Request :: Reproduce every line of the data below verbatim.

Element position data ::
▼
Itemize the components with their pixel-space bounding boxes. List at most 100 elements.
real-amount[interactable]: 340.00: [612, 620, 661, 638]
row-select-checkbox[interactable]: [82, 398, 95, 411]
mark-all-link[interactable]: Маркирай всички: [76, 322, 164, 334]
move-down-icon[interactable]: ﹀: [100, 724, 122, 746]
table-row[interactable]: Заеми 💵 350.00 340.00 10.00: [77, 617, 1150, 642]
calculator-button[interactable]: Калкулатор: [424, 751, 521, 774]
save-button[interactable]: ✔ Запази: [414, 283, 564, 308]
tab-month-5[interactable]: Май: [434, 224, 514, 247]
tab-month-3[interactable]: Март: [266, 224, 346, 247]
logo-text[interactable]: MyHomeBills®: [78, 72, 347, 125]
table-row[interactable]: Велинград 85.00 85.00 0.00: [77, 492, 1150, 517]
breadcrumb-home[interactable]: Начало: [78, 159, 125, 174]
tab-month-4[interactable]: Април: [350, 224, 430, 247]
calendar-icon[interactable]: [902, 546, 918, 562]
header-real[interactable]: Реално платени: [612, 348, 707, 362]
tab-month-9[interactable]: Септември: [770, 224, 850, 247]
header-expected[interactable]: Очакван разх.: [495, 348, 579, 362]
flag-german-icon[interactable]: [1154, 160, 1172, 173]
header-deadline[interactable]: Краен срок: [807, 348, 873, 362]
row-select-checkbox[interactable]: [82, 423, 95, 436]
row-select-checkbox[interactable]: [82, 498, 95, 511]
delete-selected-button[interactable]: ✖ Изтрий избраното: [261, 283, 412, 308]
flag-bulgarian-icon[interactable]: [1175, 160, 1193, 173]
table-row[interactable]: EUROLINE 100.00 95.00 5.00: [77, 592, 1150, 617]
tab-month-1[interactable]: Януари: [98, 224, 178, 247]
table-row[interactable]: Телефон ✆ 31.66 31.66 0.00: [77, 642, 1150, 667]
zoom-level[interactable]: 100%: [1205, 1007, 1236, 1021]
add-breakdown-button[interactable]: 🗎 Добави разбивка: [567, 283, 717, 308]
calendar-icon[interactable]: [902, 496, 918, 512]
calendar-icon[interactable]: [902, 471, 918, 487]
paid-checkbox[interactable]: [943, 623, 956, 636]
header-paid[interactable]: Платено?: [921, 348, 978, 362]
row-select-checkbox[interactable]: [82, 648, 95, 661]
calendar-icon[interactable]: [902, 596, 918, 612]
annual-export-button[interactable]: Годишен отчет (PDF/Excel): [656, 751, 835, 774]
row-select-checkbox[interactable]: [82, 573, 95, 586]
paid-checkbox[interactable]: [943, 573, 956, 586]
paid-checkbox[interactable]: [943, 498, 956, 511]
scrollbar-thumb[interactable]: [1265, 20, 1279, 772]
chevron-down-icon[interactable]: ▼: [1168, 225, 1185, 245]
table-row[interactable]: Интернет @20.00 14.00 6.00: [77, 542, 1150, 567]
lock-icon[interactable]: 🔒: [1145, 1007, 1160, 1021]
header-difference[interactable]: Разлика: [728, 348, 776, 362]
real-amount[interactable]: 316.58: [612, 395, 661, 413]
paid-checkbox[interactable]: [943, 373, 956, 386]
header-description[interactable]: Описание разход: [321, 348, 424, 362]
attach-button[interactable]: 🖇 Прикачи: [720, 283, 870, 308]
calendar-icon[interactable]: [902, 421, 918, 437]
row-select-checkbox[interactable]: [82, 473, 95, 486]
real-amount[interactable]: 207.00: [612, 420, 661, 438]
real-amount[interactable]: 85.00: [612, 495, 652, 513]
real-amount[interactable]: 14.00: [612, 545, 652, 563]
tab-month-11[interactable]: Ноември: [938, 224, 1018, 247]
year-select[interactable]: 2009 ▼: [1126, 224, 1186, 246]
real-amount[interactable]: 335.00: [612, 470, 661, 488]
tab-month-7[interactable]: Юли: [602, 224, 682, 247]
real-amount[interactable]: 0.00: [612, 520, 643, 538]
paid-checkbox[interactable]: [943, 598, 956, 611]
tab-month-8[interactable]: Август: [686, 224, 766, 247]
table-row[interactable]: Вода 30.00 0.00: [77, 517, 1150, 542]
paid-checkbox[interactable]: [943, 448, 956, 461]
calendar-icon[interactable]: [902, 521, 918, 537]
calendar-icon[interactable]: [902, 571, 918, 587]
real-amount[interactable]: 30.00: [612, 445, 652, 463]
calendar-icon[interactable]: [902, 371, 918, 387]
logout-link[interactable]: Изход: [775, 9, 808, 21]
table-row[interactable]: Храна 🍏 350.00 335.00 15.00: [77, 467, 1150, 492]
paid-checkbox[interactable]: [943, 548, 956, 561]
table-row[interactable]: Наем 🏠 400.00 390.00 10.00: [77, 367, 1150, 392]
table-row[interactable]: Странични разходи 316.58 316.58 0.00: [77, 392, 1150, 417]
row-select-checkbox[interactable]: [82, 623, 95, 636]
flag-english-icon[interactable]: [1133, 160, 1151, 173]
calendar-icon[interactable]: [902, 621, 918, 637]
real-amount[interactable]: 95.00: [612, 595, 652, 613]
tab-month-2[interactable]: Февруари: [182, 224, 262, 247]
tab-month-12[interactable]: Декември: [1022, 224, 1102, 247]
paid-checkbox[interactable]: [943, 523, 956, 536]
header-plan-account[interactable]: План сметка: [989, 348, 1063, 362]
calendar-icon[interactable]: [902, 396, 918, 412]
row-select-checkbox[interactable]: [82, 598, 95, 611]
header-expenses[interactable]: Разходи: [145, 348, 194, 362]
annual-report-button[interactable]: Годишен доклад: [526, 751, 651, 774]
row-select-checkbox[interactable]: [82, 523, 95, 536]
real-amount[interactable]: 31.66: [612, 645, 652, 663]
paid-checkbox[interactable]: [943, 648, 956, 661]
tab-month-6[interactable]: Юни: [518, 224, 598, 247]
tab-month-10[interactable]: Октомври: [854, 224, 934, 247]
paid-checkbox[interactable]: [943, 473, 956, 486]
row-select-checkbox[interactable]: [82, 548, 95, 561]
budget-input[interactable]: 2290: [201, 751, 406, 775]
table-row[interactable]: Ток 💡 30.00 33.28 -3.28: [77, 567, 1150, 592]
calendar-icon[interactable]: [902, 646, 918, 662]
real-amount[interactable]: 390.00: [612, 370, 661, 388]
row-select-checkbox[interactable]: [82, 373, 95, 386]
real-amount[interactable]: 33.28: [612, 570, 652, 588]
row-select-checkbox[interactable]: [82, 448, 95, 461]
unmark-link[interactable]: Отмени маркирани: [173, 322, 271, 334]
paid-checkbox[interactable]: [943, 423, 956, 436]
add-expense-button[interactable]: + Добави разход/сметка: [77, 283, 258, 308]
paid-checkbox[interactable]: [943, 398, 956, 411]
▲
The answer ::
Itemize the components with their pixel-space bounding boxes. List at most 100 elements.
real-amount[interactable]: 340.00: [612, 620, 661, 638]
row-select-checkbox[interactable]: [82, 398, 95, 411]
mark-all-link[interactable]: Маркирай всички: [76, 322, 164, 334]
move-down-icon[interactable]: ﹀: [100, 724, 122, 746]
table-row[interactable]: Заеми 💵 350.00 340.00 10.00: [77, 617, 1150, 642]
calculator-button[interactable]: Калкулатор: [424, 751, 521, 774]
save-button[interactable]: ✔ Запази: [414, 283, 564, 308]
tab-month-5[interactable]: Май: [434, 224, 514, 247]
tab-month-3[interactable]: Март: [266, 224, 346, 247]
logo-text[interactable]: MyHomeBills®: [78, 72, 347, 125]
table-row[interactable]: Велинград 85.00 85.00 0.00: [77, 492, 1150, 517]
breadcrumb-home[interactable]: Начало: [78, 159, 125, 174]
tab-month-4[interactable]: Април: [350, 224, 430, 247]
calendar-icon[interactable]: [902, 546, 918, 562]
header-real[interactable]: Реално платени: [612, 348, 707, 362]
tab-month-9[interactable]: Септември: [770, 224, 850, 247]
header-expected[interactable]: Очакван разх.: [495, 348, 579, 362]
flag-german-icon[interactable]: [1154, 160, 1172, 173]
header-deadline[interactable]: Краен срок: [807, 348, 873, 362]
row-select-checkbox[interactable]: [82, 423, 95, 436]
row-select-checkbox[interactable]: [82, 498, 95, 511]
delete-selected-button[interactable]: ✖ Изтрий избраното: [261, 283, 412, 308]
flag-bulgarian-icon[interactable]: [1175, 160, 1193, 173]
table-row[interactable]: EUROLINE 100.00 95.00 5.00: [77, 592, 1150, 617]
tab-month-1[interactable]: Януари: [98, 224, 178, 247]
table-row[interactable]: Телефон ✆ 31.66 31.66 0.00: [77, 642, 1150, 667]
zoom-level[interactable]: 100%: [1205, 1007, 1236, 1021]
add-breakdown-button[interactable]: 🗎 Добави разбивка: [567, 283, 717, 308]
calendar-icon[interactable]: [902, 496, 918, 512]
calendar-icon[interactable]: [902, 471, 918, 487]
paid-checkbox[interactable]: [943, 623, 956, 636]
header-paid[interactable]: Платено?: [921, 348, 978, 362]
row-select-checkbox[interactable]: [82, 648, 95, 661]
calendar-icon[interactable]: [902, 596, 918, 612]
annual-export-button[interactable]: Годишен отчет (PDF/Excel): [656, 751, 835, 774]
row-select-checkbox[interactable]: [82, 573, 95, 586]
paid-checkbox[interactable]: [943, 573, 956, 586]
paid-checkbox[interactable]: [943, 498, 956, 511]
scrollbar-thumb[interactable]: [1265, 20, 1279, 772]
chevron-down-icon[interactable]: ▼: [1168, 225, 1185, 245]
table-row[interactable]: Интернет @20.00 14.00 6.00: [77, 542, 1150, 567]
lock-icon[interactable]: 🔒: [1145, 1007, 1160, 1021]
header-difference[interactable]: Разлика: [728, 348, 776, 362]
real-amount[interactable]: 316.58: [612, 395, 661, 413]
paid-checkbox[interactable]: [943, 373, 956, 386]
header-description[interactable]: Описание разход: [321, 348, 424, 362]
attach-button[interactable]: 🖇 Прикачи: [720, 283, 870, 308]
calendar-icon[interactable]: [902, 421, 918, 437]
row-select-checkbox[interactable]: [82, 473, 95, 486]
real-amount[interactable]: 207.00: [612, 420, 661, 438]
real-amount[interactable]: 85.00: [612, 495, 652, 513]
real-amount[interactable]: 14.00: [612, 545, 652, 563]
tab-month-11[interactable]: Ноември: [938, 224, 1018, 247]
year-select[interactable]: 2009 ▼: [1126, 224, 1186, 246]
real-amount[interactable]: 335.00: [612, 470, 661, 488]
tab-month-7[interactable]: Юли: [602, 224, 682, 247]
real-amount[interactable]: 0.00: [612, 520, 643, 538]
paid-checkbox[interactable]: [943, 598, 956, 611]
tab-month-8[interactable]: Август: [686, 224, 766, 247]
table-row[interactable]: Вода 30.00 0.00: [77, 517, 1150, 542]
paid-checkbox[interactable]: [943, 448, 956, 461]
calendar-icon[interactable]: [902, 521, 918, 537]
calendar-icon[interactable]: [902, 571, 918, 587]
real-amount[interactable]: 30.00: [612, 445, 652, 463]
calendar-icon[interactable]: [902, 371, 918, 387]
logout-link[interactable]: Изход: [775, 9, 808, 21]
table-row[interactable]: Храна 🍏 350.00 335.00 15.00: [77, 467, 1150, 492]
paid-checkbox[interactable]: [943, 548, 956, 561]
table-row[interactable]: Наем 🏠 400.00 390.00 10.00: [77, 367, 1150, 392]
table-row[interactable]: Странични разходи 316.58 316.58 0.00: [77, 392, 1150, 417]
row-select-checkbox[interactable]: [82, 623, 95, 636]
flag-english-icon[interactable]: [1133, 160, 1151, 173]
calendar-icon[interactable]: [902, 621, 918, 637]
real-amount[interactable]: 95.00: [612, 595, 652, 613]
tab-month-2[interactable]: Февруари: [182, 224, 262, 247]
tab-month-12[interactable]: Декември: [1022, 224, 1102, 247]
paid-checkbox[interactable]: [943, 523, 956, 536]
header-plan-account[interactable]: План сметка: [989, 348, 1063, 362]
calendar-icon[interactable]: [902, 396, 918, 412]
row-select-checkbox[interactable]: [82, 598, 95, 611]
header-expenses[interactable]: Разходи: [145, 348, 194, 362]
annual-report-button[interactable]: Годишен доклад: [526, 751, 651, 774]
row-select-checkbox[interactable]: [82, 523, 95, 536]
real-amount[interactable]: 31.66: [612, 645, 652, 663]
paid-checkbox[interactable]: [943, 648, 956, 661]
tab-month-6[interactable]: Юни: [518, 224, 598, 247]
tab-month-10[interactable]: Октомври: [854, 224, 934, 247]
paid-checkbox[interactable]: [943, 473, 956, 486]
row-select-checkbox[interactable]: [82, 548, 95, 561]
budget-input[interactable]: 2290: [201, 751, 406, 775]
table-row[interactable]: Ток 💡 30.00 33.28 -3.28: [77, 567, 1150, 592]
calendar-icon[interactable]: [902, 646, 918, 662]
real-amount[interactable]: 390.00: [612, 370, 661, 388]
row-select-checkbox[interactable]: [82, 373, 95, 386]
real-amount[interactable]: 33.28: [612, 570, 652, 588]
row-select-checkbox[interactable]: [82, 448, 95, 461]
unmark-link[interactable]: Отмени маркирани: [173, 322, 271, 334]
paid-checkbox[interactable]: [943, 423, 956, 436]
add-expense-button[interactable]: + Добави разход/сметка: [77, 283, 258, 308]
paid-checkbox[interactable]: [943, 398, 956, 411]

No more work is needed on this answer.